Locate each line containing the string "ﺍﻟﻔﻘﻬﺎﺀ" and copy it out.

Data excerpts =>
## Start

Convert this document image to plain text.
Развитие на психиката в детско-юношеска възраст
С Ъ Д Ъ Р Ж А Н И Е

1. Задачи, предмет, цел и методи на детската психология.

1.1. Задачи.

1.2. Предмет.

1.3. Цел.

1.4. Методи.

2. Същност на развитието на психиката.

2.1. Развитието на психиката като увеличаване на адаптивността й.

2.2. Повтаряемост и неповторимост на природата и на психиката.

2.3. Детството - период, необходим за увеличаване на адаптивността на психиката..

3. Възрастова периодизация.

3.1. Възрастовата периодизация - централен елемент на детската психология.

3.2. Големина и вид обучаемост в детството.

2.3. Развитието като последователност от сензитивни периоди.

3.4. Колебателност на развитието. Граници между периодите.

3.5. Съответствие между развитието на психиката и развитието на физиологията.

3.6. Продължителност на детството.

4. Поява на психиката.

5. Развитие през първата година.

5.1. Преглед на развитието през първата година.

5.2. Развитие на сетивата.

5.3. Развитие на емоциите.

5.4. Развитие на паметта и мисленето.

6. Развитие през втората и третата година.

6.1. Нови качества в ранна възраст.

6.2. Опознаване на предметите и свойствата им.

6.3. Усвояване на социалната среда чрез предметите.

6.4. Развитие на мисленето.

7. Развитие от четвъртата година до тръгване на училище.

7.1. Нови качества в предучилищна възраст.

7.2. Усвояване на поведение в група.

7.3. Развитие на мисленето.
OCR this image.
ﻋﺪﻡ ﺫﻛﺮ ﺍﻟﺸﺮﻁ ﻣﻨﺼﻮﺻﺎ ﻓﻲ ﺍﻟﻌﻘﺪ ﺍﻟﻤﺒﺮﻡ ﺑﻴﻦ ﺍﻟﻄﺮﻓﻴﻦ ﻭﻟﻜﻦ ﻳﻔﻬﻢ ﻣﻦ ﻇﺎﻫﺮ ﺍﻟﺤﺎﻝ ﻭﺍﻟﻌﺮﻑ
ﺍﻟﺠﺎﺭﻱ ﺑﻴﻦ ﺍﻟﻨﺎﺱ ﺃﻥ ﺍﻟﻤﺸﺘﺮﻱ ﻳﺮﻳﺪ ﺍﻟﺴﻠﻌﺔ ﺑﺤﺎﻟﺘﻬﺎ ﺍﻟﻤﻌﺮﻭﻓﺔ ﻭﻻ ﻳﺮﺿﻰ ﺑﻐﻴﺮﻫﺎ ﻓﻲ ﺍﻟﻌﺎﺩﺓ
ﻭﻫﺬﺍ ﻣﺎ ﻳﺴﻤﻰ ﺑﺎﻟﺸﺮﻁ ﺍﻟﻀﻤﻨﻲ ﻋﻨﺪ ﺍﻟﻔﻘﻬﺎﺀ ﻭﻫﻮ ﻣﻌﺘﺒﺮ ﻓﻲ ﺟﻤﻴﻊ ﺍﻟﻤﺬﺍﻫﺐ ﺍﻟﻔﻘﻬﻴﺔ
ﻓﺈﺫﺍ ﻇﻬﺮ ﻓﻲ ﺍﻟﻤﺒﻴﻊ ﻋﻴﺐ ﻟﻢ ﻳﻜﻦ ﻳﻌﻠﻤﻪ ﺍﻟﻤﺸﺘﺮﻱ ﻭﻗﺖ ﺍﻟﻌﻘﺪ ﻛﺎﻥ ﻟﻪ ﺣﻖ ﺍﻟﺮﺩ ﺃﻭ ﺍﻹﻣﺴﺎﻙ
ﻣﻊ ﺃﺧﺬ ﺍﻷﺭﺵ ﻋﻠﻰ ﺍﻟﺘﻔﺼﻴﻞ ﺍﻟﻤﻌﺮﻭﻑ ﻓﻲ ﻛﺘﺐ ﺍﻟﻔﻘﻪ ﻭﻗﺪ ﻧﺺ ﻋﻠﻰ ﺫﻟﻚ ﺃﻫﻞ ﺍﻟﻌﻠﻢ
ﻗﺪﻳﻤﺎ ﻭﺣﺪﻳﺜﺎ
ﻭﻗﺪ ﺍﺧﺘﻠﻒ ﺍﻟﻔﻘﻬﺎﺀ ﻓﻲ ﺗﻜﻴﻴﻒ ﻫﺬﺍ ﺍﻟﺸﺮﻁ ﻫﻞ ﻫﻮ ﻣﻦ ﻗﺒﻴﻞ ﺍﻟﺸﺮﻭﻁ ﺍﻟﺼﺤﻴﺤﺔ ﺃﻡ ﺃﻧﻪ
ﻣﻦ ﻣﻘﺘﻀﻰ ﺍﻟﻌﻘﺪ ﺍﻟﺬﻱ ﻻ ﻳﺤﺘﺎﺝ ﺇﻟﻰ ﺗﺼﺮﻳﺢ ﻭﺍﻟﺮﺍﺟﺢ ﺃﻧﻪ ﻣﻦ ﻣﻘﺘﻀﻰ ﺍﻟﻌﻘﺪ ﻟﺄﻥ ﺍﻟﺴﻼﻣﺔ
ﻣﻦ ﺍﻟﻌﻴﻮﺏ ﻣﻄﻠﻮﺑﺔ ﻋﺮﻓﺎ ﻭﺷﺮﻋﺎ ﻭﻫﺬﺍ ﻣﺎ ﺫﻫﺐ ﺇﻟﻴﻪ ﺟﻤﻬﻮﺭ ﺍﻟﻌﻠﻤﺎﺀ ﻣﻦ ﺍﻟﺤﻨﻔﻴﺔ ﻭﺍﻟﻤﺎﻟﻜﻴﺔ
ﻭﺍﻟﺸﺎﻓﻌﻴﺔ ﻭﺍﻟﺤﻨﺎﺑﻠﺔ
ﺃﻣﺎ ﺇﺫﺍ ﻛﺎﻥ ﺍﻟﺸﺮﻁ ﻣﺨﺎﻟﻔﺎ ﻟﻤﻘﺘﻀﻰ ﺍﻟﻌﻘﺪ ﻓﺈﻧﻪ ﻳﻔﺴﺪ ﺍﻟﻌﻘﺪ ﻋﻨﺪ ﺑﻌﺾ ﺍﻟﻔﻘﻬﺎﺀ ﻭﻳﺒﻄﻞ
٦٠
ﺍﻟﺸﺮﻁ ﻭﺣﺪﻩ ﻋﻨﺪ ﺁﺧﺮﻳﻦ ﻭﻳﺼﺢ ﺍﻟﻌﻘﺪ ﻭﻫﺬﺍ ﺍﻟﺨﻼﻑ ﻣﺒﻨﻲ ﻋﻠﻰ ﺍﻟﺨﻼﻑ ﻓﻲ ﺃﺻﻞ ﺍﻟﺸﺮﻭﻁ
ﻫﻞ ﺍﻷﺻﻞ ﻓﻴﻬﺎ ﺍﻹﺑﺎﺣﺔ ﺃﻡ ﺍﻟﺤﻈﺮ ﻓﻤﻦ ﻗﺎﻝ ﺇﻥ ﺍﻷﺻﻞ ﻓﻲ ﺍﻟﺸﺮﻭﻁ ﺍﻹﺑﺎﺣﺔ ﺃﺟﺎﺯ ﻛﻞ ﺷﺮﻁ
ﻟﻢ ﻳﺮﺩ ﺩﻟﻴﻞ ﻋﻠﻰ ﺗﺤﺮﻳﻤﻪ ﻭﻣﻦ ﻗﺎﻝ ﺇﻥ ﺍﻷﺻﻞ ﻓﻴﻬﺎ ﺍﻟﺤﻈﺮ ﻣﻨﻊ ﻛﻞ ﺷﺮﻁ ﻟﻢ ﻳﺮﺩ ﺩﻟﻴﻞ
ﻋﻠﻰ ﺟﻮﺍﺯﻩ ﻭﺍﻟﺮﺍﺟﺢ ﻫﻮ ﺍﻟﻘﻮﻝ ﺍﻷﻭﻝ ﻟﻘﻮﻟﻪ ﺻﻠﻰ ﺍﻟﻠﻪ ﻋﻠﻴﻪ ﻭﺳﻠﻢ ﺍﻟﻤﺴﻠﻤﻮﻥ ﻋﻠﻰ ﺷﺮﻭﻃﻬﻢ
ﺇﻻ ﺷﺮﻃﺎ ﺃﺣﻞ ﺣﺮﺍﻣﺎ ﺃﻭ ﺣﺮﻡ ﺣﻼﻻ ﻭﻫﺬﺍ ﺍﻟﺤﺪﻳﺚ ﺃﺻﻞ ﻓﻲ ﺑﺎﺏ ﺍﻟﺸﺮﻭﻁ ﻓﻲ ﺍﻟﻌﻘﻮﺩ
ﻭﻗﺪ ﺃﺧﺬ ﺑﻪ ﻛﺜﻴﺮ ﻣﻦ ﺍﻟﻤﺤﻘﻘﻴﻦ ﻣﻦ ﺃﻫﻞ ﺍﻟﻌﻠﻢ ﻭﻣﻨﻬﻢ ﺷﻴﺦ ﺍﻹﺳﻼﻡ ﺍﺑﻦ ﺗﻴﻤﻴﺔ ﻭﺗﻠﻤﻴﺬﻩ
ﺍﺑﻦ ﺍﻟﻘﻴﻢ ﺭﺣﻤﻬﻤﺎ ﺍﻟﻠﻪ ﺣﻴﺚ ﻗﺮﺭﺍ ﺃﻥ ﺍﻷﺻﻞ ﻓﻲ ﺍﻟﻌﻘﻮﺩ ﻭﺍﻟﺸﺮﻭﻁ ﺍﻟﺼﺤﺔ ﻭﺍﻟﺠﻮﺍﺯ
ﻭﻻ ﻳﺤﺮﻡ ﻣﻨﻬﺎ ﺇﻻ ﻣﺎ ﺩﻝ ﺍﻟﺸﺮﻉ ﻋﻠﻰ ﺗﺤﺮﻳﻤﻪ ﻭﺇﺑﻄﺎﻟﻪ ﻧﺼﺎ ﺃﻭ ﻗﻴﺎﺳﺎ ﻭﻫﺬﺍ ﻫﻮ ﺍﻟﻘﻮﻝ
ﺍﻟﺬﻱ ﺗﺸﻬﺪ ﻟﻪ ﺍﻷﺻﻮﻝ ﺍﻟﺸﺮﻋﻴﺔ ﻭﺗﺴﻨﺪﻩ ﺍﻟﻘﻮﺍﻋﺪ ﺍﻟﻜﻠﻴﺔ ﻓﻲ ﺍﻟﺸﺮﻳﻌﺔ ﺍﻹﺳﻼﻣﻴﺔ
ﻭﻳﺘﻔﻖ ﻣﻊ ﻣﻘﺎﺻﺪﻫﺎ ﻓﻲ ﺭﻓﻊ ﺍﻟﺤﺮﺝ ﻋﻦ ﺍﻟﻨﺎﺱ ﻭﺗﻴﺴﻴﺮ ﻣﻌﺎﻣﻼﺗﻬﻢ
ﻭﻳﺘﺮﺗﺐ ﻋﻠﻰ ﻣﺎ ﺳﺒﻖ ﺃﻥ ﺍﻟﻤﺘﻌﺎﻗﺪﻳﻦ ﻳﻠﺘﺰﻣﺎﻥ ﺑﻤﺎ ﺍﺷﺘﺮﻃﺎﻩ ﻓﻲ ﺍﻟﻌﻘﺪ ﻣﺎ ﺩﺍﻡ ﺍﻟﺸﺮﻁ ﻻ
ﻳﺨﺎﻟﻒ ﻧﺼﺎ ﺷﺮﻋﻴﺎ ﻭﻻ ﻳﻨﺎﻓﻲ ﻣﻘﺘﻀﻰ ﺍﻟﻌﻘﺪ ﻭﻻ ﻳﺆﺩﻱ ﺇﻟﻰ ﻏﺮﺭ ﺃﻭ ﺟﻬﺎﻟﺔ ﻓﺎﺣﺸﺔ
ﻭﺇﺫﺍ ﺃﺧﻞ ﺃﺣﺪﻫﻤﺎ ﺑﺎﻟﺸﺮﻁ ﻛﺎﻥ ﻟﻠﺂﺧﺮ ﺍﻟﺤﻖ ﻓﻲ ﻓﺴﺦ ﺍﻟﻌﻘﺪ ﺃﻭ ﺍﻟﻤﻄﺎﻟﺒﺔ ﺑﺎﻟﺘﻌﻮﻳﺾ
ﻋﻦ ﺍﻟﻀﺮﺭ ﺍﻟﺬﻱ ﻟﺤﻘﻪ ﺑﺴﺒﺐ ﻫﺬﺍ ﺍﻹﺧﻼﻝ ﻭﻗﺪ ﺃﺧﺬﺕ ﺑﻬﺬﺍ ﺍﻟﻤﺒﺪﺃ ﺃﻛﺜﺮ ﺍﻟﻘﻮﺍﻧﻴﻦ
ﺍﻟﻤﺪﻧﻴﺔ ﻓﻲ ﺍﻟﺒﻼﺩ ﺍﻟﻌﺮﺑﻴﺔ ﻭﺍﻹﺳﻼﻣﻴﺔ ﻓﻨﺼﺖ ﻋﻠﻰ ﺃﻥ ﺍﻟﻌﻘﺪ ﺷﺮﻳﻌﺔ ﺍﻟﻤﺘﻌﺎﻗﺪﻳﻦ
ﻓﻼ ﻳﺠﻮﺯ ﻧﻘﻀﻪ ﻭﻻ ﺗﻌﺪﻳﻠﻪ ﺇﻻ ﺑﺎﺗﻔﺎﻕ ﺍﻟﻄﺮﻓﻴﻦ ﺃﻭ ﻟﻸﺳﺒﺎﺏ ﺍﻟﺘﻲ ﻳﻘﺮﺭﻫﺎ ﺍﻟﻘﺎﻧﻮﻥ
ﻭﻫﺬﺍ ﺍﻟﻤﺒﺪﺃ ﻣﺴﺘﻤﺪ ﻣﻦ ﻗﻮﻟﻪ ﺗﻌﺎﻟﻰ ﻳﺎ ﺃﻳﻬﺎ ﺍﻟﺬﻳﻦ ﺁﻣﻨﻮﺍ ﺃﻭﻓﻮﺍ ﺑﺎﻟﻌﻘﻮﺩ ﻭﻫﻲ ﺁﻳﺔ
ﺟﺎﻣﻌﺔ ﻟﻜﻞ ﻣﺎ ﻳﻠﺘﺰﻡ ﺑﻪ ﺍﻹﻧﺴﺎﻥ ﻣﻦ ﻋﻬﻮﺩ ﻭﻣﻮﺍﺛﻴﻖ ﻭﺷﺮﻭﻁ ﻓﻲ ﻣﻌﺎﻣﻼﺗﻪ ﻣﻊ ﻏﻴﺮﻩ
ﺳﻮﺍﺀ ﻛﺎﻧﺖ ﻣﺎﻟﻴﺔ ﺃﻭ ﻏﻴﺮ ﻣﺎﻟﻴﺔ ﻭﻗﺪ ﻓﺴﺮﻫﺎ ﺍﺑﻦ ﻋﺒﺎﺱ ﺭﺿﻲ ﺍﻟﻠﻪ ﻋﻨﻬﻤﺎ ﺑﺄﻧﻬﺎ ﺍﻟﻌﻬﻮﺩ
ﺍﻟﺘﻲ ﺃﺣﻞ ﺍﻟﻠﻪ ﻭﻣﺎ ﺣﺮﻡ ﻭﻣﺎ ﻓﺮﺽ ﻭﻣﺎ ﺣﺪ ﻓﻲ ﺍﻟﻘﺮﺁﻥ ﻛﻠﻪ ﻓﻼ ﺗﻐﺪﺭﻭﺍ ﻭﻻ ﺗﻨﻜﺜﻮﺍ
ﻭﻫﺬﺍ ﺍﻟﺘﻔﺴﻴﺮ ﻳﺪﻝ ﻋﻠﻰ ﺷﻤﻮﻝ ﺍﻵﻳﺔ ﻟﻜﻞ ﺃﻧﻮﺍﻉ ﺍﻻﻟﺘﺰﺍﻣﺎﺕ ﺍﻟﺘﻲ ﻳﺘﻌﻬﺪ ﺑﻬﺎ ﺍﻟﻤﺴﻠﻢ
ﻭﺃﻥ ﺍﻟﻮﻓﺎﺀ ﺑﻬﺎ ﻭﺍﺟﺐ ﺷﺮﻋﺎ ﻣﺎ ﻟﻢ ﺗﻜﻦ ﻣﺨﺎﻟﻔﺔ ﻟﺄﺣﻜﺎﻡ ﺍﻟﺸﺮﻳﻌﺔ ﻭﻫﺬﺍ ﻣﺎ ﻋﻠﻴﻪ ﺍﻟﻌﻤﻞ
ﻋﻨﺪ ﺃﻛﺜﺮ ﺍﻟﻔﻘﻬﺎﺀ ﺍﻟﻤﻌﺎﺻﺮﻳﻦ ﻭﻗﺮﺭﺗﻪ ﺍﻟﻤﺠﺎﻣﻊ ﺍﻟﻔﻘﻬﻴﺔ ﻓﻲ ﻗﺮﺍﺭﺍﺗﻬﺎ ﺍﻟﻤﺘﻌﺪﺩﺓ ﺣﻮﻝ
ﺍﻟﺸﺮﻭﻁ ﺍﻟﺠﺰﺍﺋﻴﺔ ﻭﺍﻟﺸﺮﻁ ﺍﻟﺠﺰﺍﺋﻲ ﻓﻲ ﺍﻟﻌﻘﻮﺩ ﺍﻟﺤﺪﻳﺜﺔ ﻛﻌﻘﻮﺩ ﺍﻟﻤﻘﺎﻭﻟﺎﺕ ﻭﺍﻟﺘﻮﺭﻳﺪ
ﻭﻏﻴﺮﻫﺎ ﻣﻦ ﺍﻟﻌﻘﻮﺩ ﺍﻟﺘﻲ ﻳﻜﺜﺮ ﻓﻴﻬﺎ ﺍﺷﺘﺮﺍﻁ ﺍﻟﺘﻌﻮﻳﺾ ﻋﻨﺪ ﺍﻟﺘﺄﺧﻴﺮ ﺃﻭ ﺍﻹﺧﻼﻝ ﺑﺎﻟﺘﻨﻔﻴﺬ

## End

EXERCISE RESPONSE =>
ﻭﻫﺬﺍ ﻣﺎ ﻳﺴﻤﻰ ﺑﺎﻟﺸﺮﻁ ﺍﻟﻀﻤﻨﻲ ﻋﻨﺪ ﺍﻟﻔﻘﻬﺎﺀ ﻭﻫﻮ ﻣﻌﺘﺒﺮ ﻓﻲ ﺟﻤﻴﻊ ﺍﻟﻤﺬﺍﻫﺐ ﺍﻟﻔﻘﻬﻴﺔ
ﻭﻗﺪ ﺍﺧﺘﻠﻒ ﺍﻟﻔﻘﻬﺎﺀ ﻓﻲ ﺗﻜﻴﻴﻒ ﻫﺬﺍ ﺍﻟﺸﺮﻁ ﻫﻞ ﻫﻮ ﻣﻦ ﻗﺒﻴﻞ ﺍﻟﺸﺮﻭﻁ ﺍﻟﺼﺤﻴﺤﺔ ﺃﻡ ﺃﻧﻪ
ﺃﻣﺎ ﺇﺫﺍ ﻛﺎﻥ ﺍﻟﺸﺮﻁ ﻣﺨﺎﻟﻔﺎ ﻟﻤﻘﺘﻀﻰ ﺍﻟﻌﻘﺪ ﻓﺈﻧﻪ ﻳﻔﺴﺪ ﺍﻟﻌﻘﺪ ﻋﻨﺪ ﺑﻌﺾ ﺍﻟﻔﻘﻬﺎﺀ ﻭﻳﺒﻄﻞ
ﻋﻨﺪ ﺃﻛﺜﺮ ﺍﻟﻔﻘﻬﺎﺀ ﺍﻟﻤﻌﺎﺻﺮﻳﻦ ﻭﻗﺮﺭﺗﻪ ﺍﻟﻤﺠﺎﻣﻊ ﺍﻟﻔﻘﻬﻴﺔ ﻓﻲ ﻗﺮﺍﺭﺍﺗﻬﺎ ﺍﻟﻤﺘﻌﺪﺩﺓ ﺣﻮﻝ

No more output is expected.